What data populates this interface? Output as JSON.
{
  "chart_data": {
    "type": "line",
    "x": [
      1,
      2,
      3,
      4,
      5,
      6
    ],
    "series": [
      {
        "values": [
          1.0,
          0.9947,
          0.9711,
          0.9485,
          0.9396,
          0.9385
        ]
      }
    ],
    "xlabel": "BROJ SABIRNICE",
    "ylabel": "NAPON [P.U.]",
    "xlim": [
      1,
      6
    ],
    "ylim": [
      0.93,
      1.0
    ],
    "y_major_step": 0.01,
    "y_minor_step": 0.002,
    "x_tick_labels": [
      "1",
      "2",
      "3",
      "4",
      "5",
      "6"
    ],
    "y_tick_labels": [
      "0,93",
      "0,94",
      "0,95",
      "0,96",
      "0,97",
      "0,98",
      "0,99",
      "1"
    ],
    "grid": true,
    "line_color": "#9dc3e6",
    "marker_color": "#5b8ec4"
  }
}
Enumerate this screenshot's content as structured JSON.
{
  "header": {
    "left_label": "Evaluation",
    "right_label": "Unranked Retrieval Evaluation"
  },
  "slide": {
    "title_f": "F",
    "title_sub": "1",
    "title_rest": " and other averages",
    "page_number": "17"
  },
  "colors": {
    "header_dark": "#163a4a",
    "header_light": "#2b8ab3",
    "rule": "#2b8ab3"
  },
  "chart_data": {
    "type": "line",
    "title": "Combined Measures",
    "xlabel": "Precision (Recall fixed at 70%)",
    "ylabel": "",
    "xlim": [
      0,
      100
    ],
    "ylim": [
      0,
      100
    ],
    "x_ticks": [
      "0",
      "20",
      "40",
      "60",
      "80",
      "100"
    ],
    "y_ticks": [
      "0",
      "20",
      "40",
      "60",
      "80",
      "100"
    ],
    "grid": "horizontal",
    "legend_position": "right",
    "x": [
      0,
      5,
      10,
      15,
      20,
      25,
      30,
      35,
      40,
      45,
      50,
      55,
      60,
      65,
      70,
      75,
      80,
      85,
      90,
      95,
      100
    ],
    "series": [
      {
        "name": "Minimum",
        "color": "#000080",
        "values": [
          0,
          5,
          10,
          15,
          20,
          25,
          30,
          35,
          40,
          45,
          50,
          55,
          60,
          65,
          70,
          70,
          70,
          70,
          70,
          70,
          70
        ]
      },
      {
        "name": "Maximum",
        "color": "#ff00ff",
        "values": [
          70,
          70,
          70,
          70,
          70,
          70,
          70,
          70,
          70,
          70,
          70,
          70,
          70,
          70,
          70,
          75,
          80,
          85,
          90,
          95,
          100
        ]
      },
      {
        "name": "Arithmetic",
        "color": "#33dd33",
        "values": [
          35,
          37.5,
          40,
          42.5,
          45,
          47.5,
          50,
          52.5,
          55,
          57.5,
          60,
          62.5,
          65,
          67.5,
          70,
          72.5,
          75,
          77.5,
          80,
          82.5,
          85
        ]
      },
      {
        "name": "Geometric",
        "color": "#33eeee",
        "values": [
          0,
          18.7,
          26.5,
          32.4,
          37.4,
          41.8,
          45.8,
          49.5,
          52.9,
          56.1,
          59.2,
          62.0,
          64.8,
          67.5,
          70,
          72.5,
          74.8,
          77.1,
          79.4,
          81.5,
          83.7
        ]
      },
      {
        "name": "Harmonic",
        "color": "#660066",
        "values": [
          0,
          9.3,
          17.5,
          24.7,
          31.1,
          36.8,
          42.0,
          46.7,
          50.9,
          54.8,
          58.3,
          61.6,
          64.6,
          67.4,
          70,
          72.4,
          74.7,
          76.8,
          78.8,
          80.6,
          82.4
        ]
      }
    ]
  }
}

************

* WRITTEN PROBLEM *
Count each line where the string "xlabel" occurs, and write only the number.

* THE SOLUTION *
2